Action item:
Gather each line in the entries that includes the string "Kraftfahreignung".

*-*-*

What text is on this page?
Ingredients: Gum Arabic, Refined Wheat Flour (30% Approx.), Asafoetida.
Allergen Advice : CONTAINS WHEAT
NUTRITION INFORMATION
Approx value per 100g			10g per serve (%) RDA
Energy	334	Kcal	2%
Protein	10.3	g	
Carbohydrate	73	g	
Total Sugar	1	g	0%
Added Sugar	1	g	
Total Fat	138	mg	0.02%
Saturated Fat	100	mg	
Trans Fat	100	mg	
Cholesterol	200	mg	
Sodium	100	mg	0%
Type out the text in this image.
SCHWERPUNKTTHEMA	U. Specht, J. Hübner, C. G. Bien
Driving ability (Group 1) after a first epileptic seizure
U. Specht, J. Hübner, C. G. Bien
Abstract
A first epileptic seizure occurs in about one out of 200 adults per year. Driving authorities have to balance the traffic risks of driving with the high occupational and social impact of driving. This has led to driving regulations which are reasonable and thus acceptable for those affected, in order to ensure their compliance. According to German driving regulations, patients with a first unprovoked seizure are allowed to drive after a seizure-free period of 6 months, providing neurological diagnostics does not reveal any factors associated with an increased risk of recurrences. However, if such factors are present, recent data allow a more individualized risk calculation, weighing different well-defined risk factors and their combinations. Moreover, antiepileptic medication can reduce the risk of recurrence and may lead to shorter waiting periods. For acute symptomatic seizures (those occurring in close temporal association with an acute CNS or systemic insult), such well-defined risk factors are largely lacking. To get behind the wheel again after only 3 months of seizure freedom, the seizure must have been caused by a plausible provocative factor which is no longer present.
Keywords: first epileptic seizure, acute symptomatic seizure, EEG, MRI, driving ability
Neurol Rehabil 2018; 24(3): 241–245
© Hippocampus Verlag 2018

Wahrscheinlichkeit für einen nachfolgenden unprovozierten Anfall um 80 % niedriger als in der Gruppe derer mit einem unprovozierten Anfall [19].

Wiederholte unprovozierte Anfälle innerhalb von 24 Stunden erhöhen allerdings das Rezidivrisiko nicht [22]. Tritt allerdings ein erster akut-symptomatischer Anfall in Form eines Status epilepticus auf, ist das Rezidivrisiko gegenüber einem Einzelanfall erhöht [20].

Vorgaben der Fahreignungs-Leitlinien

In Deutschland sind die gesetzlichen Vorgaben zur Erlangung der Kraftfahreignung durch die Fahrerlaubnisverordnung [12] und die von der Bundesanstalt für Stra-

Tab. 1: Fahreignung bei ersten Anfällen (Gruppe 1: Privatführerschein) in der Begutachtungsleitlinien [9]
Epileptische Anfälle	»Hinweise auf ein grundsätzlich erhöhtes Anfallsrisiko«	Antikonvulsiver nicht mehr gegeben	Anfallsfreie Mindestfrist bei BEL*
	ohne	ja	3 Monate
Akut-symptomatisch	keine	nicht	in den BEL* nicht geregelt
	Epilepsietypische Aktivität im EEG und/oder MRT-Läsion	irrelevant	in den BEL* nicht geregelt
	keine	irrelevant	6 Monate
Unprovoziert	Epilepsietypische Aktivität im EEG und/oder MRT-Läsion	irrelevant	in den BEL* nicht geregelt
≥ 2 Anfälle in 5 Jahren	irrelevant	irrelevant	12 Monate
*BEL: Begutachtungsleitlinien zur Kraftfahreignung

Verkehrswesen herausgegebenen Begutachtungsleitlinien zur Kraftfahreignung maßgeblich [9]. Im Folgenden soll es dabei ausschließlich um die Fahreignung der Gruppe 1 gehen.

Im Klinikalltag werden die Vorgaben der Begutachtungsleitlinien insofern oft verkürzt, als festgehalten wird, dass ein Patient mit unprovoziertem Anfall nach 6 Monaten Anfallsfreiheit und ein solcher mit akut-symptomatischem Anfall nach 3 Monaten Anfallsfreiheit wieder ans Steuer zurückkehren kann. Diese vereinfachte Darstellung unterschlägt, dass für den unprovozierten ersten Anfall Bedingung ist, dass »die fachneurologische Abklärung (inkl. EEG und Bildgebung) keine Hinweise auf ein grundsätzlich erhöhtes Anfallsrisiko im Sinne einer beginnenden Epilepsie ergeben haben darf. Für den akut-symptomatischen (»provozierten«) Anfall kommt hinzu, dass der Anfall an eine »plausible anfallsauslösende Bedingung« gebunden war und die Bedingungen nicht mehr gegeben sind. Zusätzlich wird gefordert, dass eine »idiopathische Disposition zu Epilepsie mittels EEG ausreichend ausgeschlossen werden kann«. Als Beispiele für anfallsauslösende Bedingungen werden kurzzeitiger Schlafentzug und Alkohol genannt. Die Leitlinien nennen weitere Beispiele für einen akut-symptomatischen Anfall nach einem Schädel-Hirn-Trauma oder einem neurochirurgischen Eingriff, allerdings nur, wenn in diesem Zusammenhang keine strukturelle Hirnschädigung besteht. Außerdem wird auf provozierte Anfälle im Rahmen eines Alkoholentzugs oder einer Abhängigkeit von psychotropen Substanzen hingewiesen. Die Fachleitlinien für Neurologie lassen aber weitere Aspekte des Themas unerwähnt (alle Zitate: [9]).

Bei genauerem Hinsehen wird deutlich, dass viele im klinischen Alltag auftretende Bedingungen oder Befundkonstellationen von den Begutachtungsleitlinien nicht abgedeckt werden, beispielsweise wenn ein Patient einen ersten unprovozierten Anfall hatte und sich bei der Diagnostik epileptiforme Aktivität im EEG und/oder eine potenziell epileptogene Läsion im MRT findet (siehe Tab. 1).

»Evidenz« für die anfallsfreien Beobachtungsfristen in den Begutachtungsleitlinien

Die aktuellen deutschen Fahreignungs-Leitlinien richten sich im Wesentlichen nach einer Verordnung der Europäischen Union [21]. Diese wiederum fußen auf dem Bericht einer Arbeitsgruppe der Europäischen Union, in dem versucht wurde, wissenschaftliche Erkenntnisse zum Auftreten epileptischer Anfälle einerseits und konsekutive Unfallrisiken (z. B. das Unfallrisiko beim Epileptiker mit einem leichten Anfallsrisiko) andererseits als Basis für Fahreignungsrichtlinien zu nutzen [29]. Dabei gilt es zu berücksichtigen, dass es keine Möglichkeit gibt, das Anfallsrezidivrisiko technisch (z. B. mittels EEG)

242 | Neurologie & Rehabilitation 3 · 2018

*-*-*

Task response:
In Deutschland sind die gesetzlichen Vorgaben zur Erlangung der Kraftfahreignung durch die Fahrerlaubnisverordnung [12] und die von der Bundesanstalt für Stra-
*BEL: Begutachtungsleitlinien zur Kraftfahreignung
Verkehrswesen herausgegebenen Begutachtungsleitlinien zur Kraftfahreignung maßgeblich [9]. Im Folgenden soll es dabei ausschließlich um die Fahreignung der Gruppe 1 gehen.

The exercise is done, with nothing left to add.